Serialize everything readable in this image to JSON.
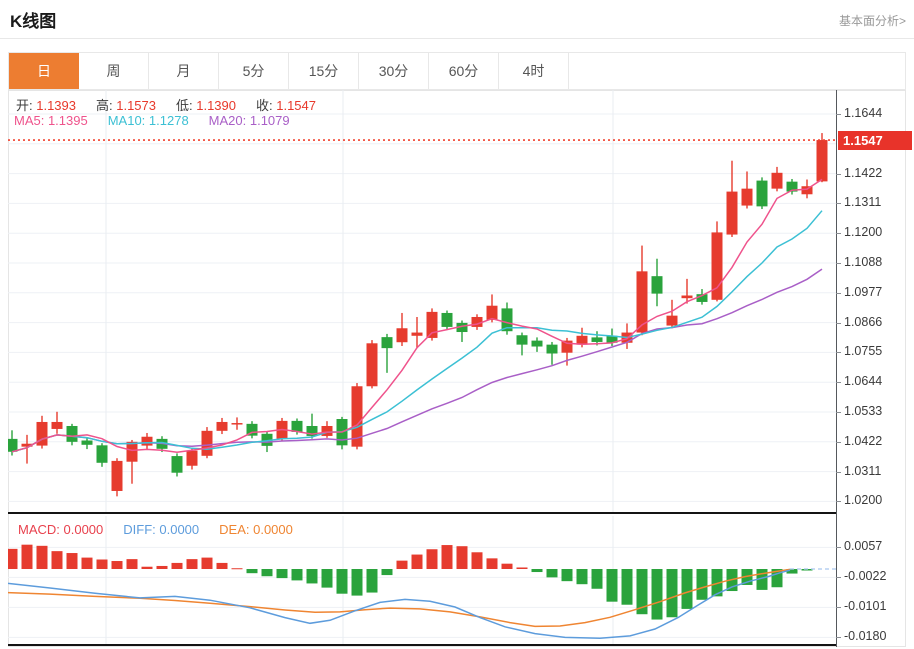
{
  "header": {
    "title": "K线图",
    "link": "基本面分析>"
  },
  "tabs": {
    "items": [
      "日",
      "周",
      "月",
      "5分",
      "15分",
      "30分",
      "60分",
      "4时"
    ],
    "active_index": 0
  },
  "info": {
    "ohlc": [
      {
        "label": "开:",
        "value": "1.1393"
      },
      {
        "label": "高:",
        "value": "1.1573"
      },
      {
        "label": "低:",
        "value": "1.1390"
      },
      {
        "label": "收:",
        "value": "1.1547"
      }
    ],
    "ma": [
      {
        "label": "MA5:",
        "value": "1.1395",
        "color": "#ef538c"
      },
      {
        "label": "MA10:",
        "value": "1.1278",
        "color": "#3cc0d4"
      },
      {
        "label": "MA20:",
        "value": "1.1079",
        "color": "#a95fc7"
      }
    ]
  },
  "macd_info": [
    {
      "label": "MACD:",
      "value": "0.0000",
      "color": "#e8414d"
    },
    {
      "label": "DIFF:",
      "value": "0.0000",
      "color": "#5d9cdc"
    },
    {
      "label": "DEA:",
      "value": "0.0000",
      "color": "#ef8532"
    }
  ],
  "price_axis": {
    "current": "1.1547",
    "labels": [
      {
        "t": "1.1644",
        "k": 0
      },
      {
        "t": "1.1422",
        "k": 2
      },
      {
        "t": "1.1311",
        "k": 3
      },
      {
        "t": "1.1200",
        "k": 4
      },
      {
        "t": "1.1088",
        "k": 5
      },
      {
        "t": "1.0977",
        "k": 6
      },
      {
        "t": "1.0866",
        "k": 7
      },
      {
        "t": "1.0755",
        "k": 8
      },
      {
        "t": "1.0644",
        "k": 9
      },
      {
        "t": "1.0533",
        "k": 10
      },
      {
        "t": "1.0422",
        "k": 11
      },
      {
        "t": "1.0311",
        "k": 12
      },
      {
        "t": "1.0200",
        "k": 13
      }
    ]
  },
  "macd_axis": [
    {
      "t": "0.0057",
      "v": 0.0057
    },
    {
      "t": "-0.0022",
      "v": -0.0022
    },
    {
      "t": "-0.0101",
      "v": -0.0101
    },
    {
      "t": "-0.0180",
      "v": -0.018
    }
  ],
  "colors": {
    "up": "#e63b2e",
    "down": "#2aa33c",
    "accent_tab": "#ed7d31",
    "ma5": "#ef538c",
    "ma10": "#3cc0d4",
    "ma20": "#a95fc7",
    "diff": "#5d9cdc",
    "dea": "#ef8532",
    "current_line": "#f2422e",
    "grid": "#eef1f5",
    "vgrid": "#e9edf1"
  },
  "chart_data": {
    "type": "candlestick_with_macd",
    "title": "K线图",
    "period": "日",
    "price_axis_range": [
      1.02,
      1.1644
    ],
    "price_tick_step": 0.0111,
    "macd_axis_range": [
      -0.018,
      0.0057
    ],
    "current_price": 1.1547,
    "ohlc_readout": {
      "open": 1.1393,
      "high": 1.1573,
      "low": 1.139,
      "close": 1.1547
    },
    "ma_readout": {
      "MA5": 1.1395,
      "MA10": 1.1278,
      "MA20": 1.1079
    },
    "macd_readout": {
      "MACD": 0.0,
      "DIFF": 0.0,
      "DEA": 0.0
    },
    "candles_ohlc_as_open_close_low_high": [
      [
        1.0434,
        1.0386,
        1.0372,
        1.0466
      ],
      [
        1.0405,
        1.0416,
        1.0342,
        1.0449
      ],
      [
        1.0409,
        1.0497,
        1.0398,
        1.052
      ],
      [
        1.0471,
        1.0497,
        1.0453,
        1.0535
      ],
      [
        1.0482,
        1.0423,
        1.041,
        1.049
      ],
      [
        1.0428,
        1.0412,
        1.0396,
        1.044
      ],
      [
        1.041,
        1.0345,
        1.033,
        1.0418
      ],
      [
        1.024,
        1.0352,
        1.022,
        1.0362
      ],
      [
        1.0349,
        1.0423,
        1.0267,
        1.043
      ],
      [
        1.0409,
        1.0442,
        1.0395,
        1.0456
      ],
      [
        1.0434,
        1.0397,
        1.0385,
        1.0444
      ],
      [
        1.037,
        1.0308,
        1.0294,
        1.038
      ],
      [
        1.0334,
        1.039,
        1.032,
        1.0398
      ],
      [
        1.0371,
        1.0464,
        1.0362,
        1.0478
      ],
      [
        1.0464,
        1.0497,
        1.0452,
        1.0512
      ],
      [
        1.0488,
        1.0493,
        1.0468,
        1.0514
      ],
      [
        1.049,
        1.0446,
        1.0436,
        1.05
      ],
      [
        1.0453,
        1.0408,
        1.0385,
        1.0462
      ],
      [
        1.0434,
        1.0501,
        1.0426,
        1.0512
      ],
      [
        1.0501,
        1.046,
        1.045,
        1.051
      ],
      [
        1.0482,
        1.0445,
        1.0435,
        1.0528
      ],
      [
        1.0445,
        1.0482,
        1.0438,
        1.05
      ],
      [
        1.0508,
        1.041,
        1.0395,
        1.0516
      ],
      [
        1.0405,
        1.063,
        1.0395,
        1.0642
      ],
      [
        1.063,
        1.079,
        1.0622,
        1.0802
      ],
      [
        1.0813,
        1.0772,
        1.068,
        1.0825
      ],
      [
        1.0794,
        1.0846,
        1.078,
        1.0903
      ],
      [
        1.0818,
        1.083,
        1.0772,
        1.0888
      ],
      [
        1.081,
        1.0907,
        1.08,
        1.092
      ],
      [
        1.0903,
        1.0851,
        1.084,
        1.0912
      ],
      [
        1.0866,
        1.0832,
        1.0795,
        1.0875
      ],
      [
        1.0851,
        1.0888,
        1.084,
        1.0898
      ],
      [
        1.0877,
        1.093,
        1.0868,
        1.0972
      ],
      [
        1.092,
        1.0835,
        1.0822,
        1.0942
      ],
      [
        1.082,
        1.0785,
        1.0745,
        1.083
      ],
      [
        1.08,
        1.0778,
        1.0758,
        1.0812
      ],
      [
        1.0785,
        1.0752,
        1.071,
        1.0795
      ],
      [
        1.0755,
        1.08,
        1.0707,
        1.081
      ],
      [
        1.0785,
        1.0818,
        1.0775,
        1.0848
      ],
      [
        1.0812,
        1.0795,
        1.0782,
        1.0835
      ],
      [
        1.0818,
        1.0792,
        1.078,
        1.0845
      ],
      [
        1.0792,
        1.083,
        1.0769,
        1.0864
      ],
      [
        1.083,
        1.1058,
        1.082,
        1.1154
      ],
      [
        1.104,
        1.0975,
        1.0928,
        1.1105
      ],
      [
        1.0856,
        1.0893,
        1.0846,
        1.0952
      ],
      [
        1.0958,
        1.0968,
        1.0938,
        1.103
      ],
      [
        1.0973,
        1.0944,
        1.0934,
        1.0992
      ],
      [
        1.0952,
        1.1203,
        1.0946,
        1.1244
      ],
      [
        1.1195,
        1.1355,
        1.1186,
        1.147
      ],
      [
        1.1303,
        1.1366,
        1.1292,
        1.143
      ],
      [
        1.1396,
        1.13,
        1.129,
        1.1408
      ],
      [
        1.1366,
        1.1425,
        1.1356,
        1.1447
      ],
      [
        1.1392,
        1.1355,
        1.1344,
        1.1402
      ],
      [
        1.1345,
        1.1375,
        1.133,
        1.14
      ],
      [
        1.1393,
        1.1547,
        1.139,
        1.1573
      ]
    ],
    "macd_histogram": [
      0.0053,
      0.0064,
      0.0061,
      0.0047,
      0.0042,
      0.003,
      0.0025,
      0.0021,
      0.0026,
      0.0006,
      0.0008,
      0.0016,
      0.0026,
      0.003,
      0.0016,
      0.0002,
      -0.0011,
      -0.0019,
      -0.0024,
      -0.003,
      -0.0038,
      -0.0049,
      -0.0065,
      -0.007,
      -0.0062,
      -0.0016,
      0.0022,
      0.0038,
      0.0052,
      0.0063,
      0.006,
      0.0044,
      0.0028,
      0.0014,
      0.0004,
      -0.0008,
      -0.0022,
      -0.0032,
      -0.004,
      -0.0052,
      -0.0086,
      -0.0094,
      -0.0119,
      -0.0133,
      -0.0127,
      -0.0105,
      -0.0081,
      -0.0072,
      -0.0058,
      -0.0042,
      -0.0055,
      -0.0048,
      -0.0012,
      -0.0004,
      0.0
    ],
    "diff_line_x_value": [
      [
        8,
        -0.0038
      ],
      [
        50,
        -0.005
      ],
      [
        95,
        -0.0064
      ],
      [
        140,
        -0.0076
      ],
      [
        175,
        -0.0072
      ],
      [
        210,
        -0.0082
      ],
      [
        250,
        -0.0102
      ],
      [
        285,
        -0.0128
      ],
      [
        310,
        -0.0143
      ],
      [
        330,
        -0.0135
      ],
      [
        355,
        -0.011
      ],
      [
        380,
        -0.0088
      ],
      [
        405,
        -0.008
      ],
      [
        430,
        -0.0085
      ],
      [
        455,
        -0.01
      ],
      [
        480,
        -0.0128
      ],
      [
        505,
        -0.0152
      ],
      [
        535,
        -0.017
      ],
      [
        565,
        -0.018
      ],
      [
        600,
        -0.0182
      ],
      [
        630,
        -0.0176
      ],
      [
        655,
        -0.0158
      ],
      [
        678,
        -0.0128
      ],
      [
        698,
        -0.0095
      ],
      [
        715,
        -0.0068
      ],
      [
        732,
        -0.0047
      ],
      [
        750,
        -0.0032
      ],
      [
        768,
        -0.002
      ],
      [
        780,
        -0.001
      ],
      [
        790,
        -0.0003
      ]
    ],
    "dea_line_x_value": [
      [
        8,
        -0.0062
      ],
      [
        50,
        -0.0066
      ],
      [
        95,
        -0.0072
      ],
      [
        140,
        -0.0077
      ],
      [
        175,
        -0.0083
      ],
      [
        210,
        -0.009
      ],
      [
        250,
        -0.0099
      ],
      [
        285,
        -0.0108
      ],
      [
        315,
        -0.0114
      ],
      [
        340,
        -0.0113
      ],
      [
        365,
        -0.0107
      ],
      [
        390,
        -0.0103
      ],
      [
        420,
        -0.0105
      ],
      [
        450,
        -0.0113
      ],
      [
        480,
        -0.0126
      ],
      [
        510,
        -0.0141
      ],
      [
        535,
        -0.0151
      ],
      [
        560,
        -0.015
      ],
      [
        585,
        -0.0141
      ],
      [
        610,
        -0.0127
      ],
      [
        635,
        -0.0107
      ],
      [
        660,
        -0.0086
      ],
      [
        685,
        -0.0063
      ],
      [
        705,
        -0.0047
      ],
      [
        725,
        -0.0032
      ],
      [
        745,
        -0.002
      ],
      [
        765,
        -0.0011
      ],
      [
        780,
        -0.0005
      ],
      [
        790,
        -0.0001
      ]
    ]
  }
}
==
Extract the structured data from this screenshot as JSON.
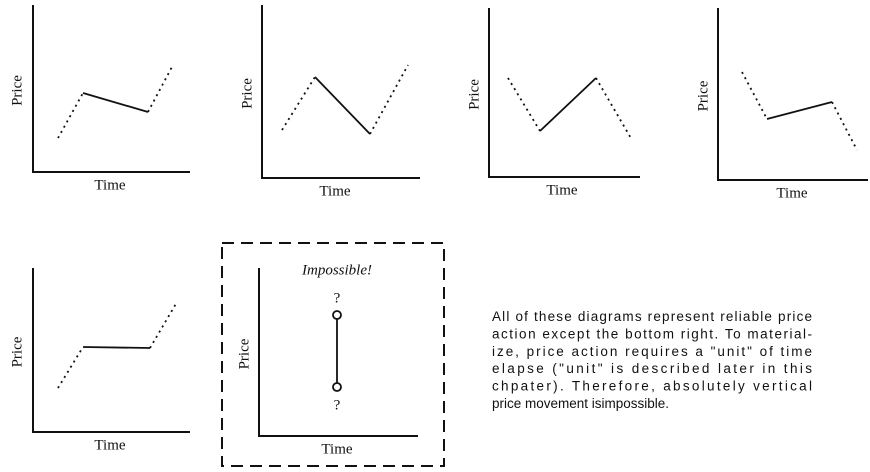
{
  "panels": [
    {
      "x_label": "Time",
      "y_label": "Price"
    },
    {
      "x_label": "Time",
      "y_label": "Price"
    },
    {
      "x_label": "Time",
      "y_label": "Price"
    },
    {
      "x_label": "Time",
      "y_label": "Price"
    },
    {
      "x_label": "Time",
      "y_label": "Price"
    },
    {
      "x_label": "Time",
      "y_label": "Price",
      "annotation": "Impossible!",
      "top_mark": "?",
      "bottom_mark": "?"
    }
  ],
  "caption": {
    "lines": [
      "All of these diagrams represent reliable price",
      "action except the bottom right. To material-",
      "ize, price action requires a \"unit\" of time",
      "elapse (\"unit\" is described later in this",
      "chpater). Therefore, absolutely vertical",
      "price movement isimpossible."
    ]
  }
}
...
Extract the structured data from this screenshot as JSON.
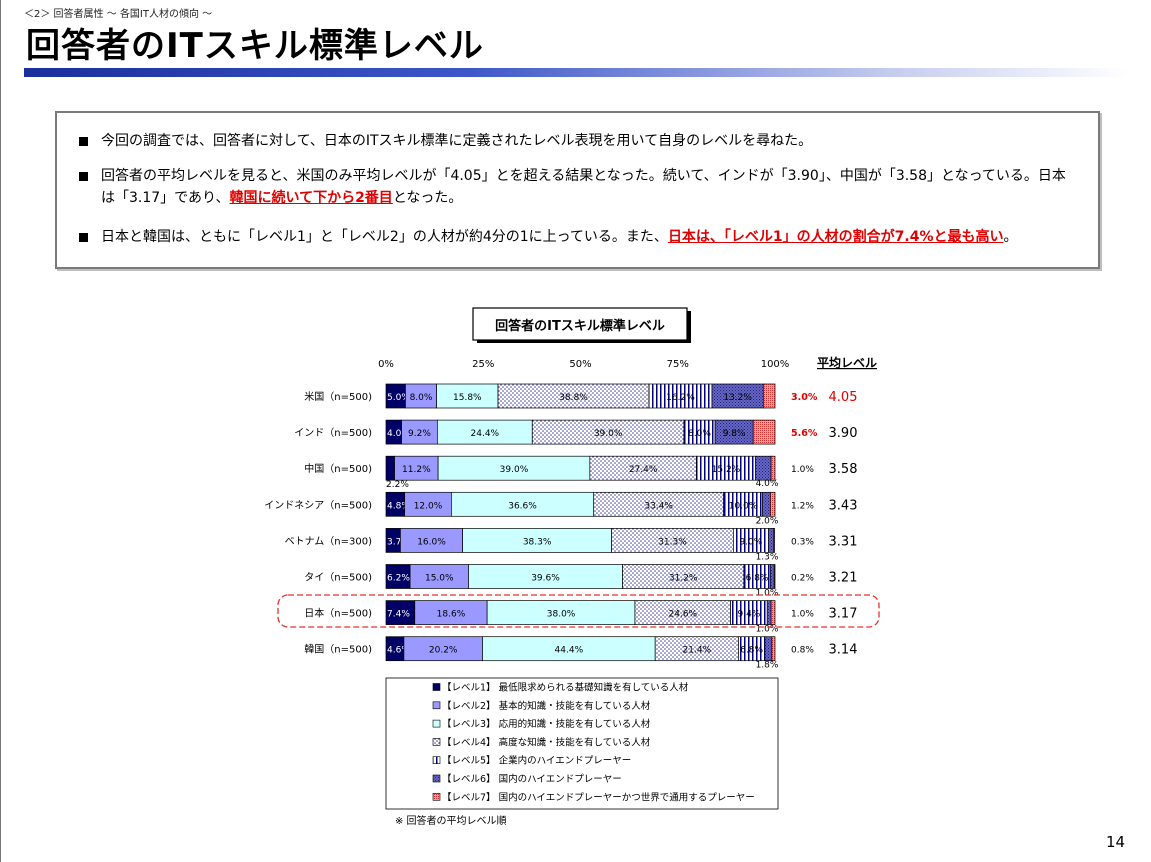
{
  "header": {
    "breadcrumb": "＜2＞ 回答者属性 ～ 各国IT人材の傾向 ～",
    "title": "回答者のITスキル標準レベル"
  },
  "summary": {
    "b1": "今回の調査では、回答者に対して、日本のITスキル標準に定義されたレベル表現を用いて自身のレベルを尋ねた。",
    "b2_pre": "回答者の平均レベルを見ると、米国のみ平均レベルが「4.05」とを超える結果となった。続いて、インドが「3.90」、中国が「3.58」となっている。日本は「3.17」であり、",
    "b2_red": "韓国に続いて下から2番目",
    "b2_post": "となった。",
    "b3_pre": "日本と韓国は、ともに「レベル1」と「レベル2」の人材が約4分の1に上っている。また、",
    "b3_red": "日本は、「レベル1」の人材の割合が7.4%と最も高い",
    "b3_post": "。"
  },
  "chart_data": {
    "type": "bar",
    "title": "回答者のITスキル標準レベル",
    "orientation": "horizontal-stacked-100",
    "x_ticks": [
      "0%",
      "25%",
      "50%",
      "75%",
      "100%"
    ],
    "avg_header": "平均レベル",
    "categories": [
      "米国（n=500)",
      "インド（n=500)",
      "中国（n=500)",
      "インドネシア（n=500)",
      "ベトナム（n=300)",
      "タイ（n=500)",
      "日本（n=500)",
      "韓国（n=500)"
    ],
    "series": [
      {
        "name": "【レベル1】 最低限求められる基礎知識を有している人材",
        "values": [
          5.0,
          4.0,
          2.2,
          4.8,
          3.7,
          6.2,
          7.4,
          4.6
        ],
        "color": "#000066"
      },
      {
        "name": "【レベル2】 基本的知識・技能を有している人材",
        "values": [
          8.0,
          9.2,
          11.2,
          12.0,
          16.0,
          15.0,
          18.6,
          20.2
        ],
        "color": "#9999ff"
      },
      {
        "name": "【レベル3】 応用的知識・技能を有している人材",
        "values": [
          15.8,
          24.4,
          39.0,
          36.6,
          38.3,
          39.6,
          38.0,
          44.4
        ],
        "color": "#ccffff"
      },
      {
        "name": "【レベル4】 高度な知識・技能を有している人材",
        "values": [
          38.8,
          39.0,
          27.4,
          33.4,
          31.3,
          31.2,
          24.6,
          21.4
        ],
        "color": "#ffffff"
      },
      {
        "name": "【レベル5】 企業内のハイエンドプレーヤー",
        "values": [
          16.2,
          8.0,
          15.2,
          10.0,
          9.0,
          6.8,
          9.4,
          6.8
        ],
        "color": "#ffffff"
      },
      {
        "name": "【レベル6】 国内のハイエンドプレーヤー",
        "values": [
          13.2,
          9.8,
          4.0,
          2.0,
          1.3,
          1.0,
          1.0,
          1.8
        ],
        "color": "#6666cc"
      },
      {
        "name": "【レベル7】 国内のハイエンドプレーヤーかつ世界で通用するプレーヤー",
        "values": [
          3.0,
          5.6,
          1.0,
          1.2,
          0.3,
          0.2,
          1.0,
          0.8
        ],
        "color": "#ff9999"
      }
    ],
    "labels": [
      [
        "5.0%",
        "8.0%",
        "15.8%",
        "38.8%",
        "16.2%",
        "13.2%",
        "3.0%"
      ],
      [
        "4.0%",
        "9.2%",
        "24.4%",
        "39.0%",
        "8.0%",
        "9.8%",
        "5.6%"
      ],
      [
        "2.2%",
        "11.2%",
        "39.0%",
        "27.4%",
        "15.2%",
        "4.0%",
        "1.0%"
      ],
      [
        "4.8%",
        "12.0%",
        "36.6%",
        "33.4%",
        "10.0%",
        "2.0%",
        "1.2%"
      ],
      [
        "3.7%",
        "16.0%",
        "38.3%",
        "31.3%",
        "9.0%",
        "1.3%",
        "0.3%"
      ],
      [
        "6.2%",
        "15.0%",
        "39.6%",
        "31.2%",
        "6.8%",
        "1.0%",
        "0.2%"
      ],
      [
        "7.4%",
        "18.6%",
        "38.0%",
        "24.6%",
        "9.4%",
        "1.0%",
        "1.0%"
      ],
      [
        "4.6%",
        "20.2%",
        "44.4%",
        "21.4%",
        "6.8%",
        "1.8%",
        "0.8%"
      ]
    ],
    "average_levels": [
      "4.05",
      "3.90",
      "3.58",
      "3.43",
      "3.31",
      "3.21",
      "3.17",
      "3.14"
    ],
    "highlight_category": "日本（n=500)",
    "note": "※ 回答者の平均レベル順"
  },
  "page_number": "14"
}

> Given exercise:
Where a line holds the string "name", copy that line.

> Expected answer:
        "name": "【レベル1】 最低限求められる基礎知識を有している人材",
        "name": "【レベル2】 基本的知識・技能を有している人材",
        "name": "【レベル3】 応用的知識・技能を有している人材",
        "name": "【レベル4】 高度な知識・技能を有している人材",
        "name": "【レベル5】 企業内のハイエンドプレーヤー",
        "name": "【レベル6】 国内のハイエンドプレーヤー",
        "name": "【レベル7】 国内のハイエンドプレーヤーかつ世界で通用するプレーヤー",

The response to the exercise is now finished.